--- Data provided ---
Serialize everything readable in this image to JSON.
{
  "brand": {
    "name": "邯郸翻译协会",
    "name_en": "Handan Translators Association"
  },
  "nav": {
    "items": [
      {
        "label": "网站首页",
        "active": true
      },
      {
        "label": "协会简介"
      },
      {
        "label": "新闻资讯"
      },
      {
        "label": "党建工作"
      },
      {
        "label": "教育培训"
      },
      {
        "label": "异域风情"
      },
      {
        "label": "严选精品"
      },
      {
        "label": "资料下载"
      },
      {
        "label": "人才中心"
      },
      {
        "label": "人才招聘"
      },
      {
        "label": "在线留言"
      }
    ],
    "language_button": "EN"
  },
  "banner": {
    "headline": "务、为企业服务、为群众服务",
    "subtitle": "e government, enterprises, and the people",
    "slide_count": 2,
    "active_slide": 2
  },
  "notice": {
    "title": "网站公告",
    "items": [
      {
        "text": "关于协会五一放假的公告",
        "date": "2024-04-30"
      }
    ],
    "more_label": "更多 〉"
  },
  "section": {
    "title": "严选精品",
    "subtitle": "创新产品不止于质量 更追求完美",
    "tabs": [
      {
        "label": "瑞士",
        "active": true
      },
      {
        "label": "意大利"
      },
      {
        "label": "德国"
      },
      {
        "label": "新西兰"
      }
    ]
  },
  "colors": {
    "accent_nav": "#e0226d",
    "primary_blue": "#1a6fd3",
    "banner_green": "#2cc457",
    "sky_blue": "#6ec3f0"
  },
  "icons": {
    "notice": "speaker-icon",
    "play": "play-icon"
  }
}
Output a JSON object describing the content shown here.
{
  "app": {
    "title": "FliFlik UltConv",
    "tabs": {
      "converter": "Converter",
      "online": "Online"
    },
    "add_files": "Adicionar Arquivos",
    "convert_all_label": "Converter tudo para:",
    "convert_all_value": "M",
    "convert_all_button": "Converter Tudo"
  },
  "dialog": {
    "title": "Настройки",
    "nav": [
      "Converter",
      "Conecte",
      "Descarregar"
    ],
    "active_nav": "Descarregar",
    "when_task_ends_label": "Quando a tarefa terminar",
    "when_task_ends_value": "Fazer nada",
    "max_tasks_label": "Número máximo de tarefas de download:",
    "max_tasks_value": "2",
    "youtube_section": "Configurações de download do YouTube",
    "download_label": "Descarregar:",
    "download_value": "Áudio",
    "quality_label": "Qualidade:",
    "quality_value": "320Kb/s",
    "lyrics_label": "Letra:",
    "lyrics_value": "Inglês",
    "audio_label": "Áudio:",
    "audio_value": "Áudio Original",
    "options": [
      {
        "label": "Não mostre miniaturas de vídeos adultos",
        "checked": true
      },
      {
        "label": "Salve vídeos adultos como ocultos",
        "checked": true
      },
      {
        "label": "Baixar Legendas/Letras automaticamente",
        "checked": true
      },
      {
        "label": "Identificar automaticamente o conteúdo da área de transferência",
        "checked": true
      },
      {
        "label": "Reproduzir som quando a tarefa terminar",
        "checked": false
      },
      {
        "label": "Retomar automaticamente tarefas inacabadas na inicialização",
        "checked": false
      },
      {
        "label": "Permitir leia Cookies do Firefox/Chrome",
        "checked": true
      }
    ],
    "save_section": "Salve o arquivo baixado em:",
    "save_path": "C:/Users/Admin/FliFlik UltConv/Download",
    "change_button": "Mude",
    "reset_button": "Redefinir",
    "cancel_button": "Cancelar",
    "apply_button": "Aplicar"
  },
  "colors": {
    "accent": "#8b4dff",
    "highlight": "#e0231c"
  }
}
---
## Set task:
Go over the records above and tally the lines with the word "Converter" in them. Give the number alone.

## Result of this task:
4